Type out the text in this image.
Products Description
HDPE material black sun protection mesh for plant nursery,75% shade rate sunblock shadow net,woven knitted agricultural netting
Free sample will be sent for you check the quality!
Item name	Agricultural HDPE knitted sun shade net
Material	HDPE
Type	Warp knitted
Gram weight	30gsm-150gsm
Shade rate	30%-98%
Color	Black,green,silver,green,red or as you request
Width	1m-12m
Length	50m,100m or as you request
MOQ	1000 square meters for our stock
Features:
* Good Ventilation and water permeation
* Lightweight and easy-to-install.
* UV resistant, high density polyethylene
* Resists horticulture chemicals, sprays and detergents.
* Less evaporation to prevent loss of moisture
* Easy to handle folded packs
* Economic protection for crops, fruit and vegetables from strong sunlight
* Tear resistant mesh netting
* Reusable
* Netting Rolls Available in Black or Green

• **STATED TASK**
List every line above containing the word "resistant".

• **TASK SOLUTION**
* UV resistant, high density polyethylene
* Tear resistant mesh netting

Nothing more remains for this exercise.